- Requirements
Return all entries word for word, but drop any images.

- Collected data
-.-.-

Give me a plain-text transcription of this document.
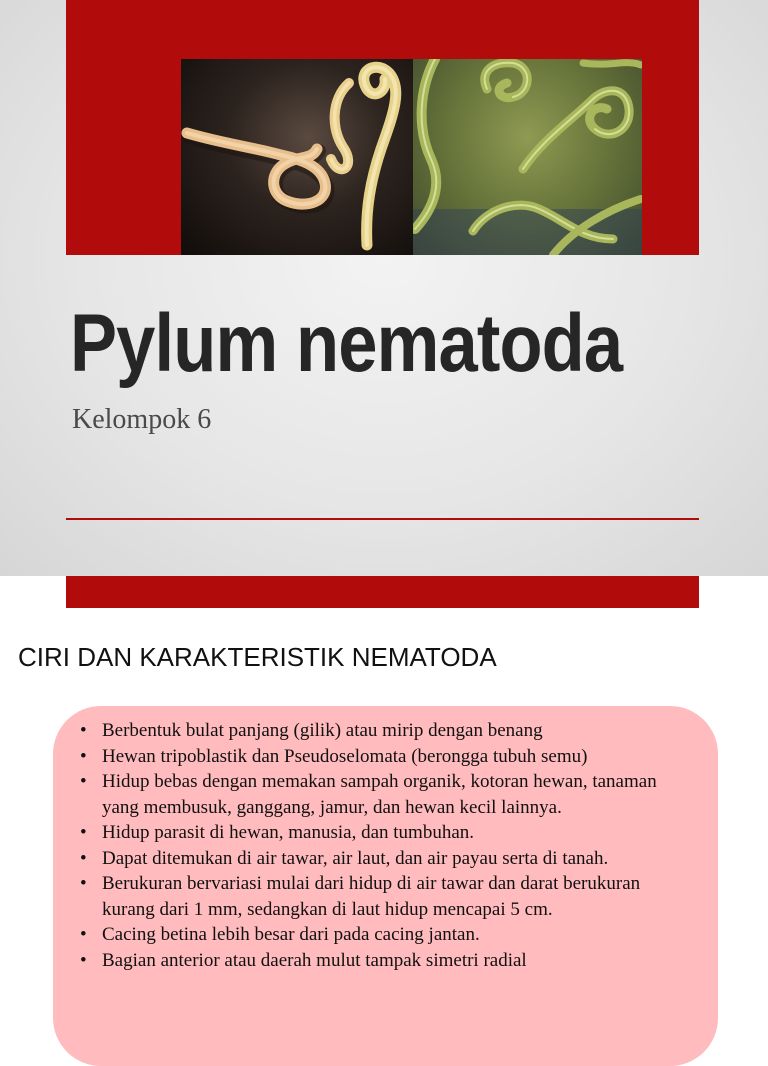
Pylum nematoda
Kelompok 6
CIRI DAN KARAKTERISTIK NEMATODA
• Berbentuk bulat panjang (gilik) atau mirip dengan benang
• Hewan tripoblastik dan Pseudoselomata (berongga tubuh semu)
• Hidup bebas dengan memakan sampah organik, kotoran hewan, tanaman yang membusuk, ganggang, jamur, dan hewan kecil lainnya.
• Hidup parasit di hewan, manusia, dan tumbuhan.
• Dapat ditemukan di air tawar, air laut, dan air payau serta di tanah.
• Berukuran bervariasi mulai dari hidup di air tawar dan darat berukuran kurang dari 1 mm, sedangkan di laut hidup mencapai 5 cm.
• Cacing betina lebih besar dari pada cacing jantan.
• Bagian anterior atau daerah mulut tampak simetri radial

-.-.-

- The reply
Give me a plain-text transcription of this document.
Pylum nematoda
Kelompok 6
CIRI DAN KARAKTERISTIK NEMATODA
• Berbentuk bulat panjang (gilik) atau mirip dengan benang
• Hewan tripoblastik dan Pseudoselomata (berongga tubuh semu)
• Hidup bebas dengan memakan sampah organik, kotoran hewan, tanaman yang membusuk, ganggang, jamur, dan hewan kecil lainnya.
• Hidup parasit di hewan, manusia, dan tumbuhan.
• Dapat ditemukan di air tawar, air laut, dan air payau serta di tanah.
• Berukuran bervariasi mulai dari hidup di air tawar dan darat berukuran kurang dari 1 mm, sedangkan di laut hidup mencapai 5 cm.
• Cacing betina lebih besar dari pada cacing jantan.
• Bagian anterior atau daerah mulut tampak simetri radial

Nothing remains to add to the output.